▸ **TO BE DONE**: Count lines holding the word "name". Only the number is wanted.

▸ **STORED ROWS**:
╔══
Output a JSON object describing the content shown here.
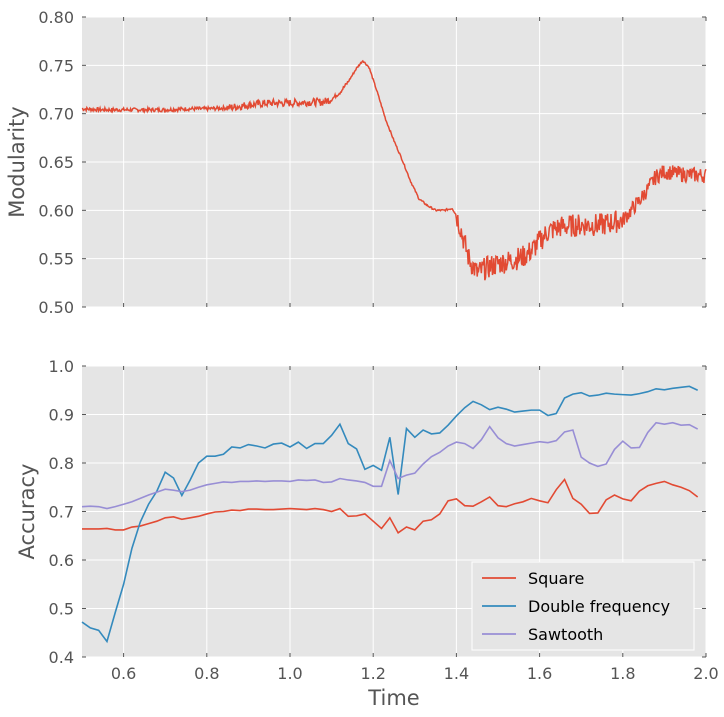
{
  "chart_data": [
    {
      "type": "line",
      "title": "",
      "xlabel": "",
      "ylabel": "Modularity",
      "xlim": [
        0.5,
        2.0
      ],
      "ylim": [
        0.5,
        0.8
      ],
      "yticks": [
        "0.50",
        "0.55",
        "0.60",
        "0.65",
        "0.70",
        "0.75",
        "0.80"
      ],
      "grid": true,
      "noise": true,
      "series": [
        {
          "color": "#E24A33",
          "x": [
            0.5,
            0.55,
            0.6,
            0.65,
            0.7,
            0.75,
            0.8,
            0.85,
            0.9,
            0.95,
            1.0,
            1.05,
            1.08,
            1.1,
            1.12,
            1.14,
            1.16,
            1.175,
            1.19,
            1.21,
            1.23,
            1.25,
            1.27,
            1.29,
            1.31,
            1.33,
            1.35,
            1.37,
            1.39,
            1.4,
            1.41,
            1.42,
            1.43,
            1.45,
            1.47,
            1.5,
            1.53,
            1.56,
            1.58,
            1.6,
            1.62,
            1.65,
            1.7,
            1.75,
            1.8,
            1.82,
            1.84,
            1.86,
            1.88,
            1.9,
            1.95,
            2.0
          ],
          "y": [
            0.705,
            0.704,
            0.704,
            0.704,
            0.704,
            0.705,
            0.705,
            0.706,
            0.709,
            0.711,
            0.711,
            0.712,
            0.712,
            0.715,
            0.722,
            0.733,
            0.747,
            0.755,
            0.748,
            0.722,
            0.694,
            0.672,
            0.652,
            0.63,
            0.612,
            0.605,
            0.6,
            0.6,
            0.602,
            0.595,
            0.582,
            0.565,
            0.55,
            0.535,
            0.54,
            0.545,
            0.548,
            0.552,
            0.558,
            0.568,
            0.578,
            0.583,
            0.585,
            0.585,
            0.59,
            0.6,
            0.61,
            0.622,
            0.635,
            0.64,
            0.637,
            0.636
          ]
        }
      ]
    },
    {
      "type": "line",
      "title": "",
      "xlabel": "Time",
      "ylabel": "Accuracy",
      "xlim": [
        0.5,
        2.0
      ],
      "ylim": [
        0.4,
        1.0
      ],
      "xticks": [
        "0.6",
        "0.8",
        "1.0",
        "1.2",
        "1.4",
        "1.6",
        "1.8",
        "2.0"
      ],
      "yticks": [
        "0.4",
        "0.5",
        "0.6",
        "0.7",
        "0.8",
        "0.9",
        "1.0"
      ],
      "grid": true,
      "legend": "bottom-right",
      "series": [
        {
          "name": "Square",
          "color": "#E24A33",
          "x": [
            0.5,
            0.52,
            0.54,
            0.56,
            0.58,
            0.6,
            0.62,
            0.64,
            0.66,
            0.68,
            0.7,
            0.72,
            0.74,
            0.76,
            0.78,
            0.8,
            0.82,
            0.84,
            0.86,
            0.88,
            0.9,
            0.92,
            0.94,
            0.96,
            0.98,
            1.0,
            1.02,
            1.04,
            1.06,
            1.08,
            1.1,
            1.12,
            1.14,
            1.16,
            1.18,
            1.2,
            1.22,
            1.24,
            1.26,
            1.28,
            1.3,
            1.32,
            1.34,
            1.36,
            1.38,
            1.4,
            1.42,
            1.44,
            1.46,
            1.48,
            1.5,
            1.52,
            1.54,
            1.56,
            1.58,
            1.6,
            1.62,
            1.64,
            1.66,
            1.68,
            1.7,
            1.72,
            1.74,
            1.76,
            1.78,
            1.8,
            1.82,
            1.84,
            1.86,
            1.88,
            1.9,
            1.92,
            1.94,
            1.96,
            1.98
          ],
          "y": [
            0.664,
            0.664,
            0.664,
            0.665,
            0.662,
            0.662,
            0.668,
            0.67,
            0.675,
            0.68,
            0.687,
            0.689,
            0.684,
            0.687,
            0.69,
            0.695,
            0.699,
            0.7,
            0.703,
            0.702,
            0.705,
            0.705,
            0.704,
            0.704,
            0.705,
            0.706,
            0.705,
            0.704,
            0.706,
            0.704,
            0.7,
            0.706,
            0.69,
            0.691,
            0.695,
            0.68,
            0.665,
            0.687,
            0.656,
            0.668,
            0.662,
            0.68,
            0.683,
            0.695,
            0.722,
            0.726,
            0.712,
            0.711,
            0.72,
            0.73,
            0.712,
            0.71,
            0.716,
            0.72,
            0.727,
            0.722,
            0.718,
            0.745,
            0.766,
            0.727,
            0.715,
            0.696,
            0.697,
            0.724,
            0.734,
            0.726,
            0.722,
            0.742,
            0.753,
            0.758,
            0.762,
            0.755,
            0.75,
            0.743,
            0.73
          ]
        },
        {
          "name": "Double frequency",
          "color": "#348ABD",
          "x": [
            0.5,
            0.52,
            0.54,
            0.56,
            0.58,
            0.6,
            0.62,
            0.64,
            0.66,
            0.68,
            0.7,
            0.72,
            0.74,
            0.76,
            0.78,
            0.8,
            0.82,
            0.84,
            0.86,
            0.88,
            0.9,
            0.92,
            0.94,
            0.96,
            0.98,
            1.0,
            1.02,
            1.04,
            1.06,
            1.08,
            1.1,
            1.12,
            1.14,
            1.16,
            1.18,
            1.2,
            1.22,
            1.24,
            1.26,
            1.28,
            1.3,
            1.32,
            1.34,
            1.36,
            1.38,
            1.4,
            1.42,
            1.44,
            1.46,
            1.48,
            1.5,
            1.52,
            1.54,
            1.56,
            1.58,
            1.6,
            1.62,
            1.64,
            1.66,
            1.68,
            1.7,
            1.72,
            1.74,
            1.76,
            1.78,
            1.8,
            1.82,
            1.84,
            1.86,
            1.88,
            1.9,
            1.92,
            1.94,
            1.96,
            1.98
          ],
          "y": [
            0.472,
            0.46,
            0.455,
            0.432,
            0.492,
            0.55,
            0.624,
            0.678,
            0.715,
            0.742,
            0.781,
            0.769,
            0.733,
            0.765,
            0.8,
            0.814,
            0.814,
            0.818,
            0.833,
            0.831,
            0.838,
            0.835,
            0.831,
            0.839,
            0.841,
            0.833,
            0.843,
            0.83,
            0.84,
            0.84,
            0.857,
            0.88,
            0.84,
            0.829,
            0.787,
            0.795,
            0.785,
            0.853,
            0.735,
            0.871,
            0.853,
            0.868,
            0.86,
            0.862,
            0.878,
            0.897,
            0.914,
            0.927,
            0.92,
            0.91,
            0.915,
            0.911,
            0.905,
            0.907,
            0.909,
            0.909,
            0.898,
            0.902,
            0.934,
            0.942,
            0.945,
            0.938,
            0.94,
            0.944,
            0.942,
            0.941,
            0.94,
            0.943,
            0.947,
            0.953,
            0.951,
            0.954,
            0.956,
            0.958,
            0.95
          ]
        },
        {
          "name": "Sawtooth",
          "color": "#988ED5",
          "x": [
            0.5,
            0.52,
            0.54,
            0.56,
            0.58,
            0.6,
            0.62,
            0.64,
            0.66,
            0.68,
            0.7,
            0.72,
            0.74,
            0.76,
            0.78,
            0.8,
            0.82,
            0.84,
            0.86,
            0.88,
            0.9,
            0.92,
            0.94,
            0.96,
            0.98,
            1.0,
            1.02,
            1.04,
            1.06,
            1.08,
            1.1,
            1.12,
            1.14,
            1.16,
            1.18,
            1.2,
            1.22,
            1.24,
            1.26,
            1.28,
            1.3,
            1.32,
            1.34,
            1.36,
            1.38,
            1.4,
            1.42,
            1.44,
            1.46,
            1.48,
            1.5,
            1.52,
            1.54,
            1.56,
            1.58,
            1.6,
            1.62,
            1.64,
            1.66,
            1.68,
            1.7,
            1.72,
            1.74,
            1.76,
            1.78,
            1.8,
            1.82,
            1.84,
            1.86,
            1.88,
            1.9,
            1.92,
            1.94,
            1.96,
            1.98
          ],
          "y": [
            0.71,
            0.711,
            0.71,
            0.706,
            0.71,
            0.715,
            0.72,
            0.727,
            0.734,
            0.74,
            0.746,
            0.744,
            0.741,
            0.744,
            0.75,
            0.755,
            0.758,
            0.761,
            0.76,
            0.762,
            0.762,
            0.763,
            0.762,
            0.763,
            0.763,
            0.762,
            0.765,
            0.764,
            0.765,
            0.76,
            0.761,
            0.768,
            0.765,
            0.763,
            0.76,
            0.752,
            0.752,
            0.805,
            0.768,
            0.775,
            0.779,
            0.798,
            0.813,
            0.822,
            0.835,
            0.843,
            0.84,
            0.83,
            0.848,
            0.875,
            0.852,
            0.84,
            0.835,
            0.838,
            0.841,
            0.844,
            0.842,
            0.846,
            0.864,
            0.868,
            0.812,
            0.8,
            0.793,
            0.798,
            0.828,
            0.845,
            0.831,
            0.832,
            0.863,
            0.883,
            0.88,
            0.883,
            0.878,
            0.879,
            0.87
          ]
        }
      ]
    }
  ]
}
╚══
▸ **RESPONSE TO THIS EXERCISE**: 3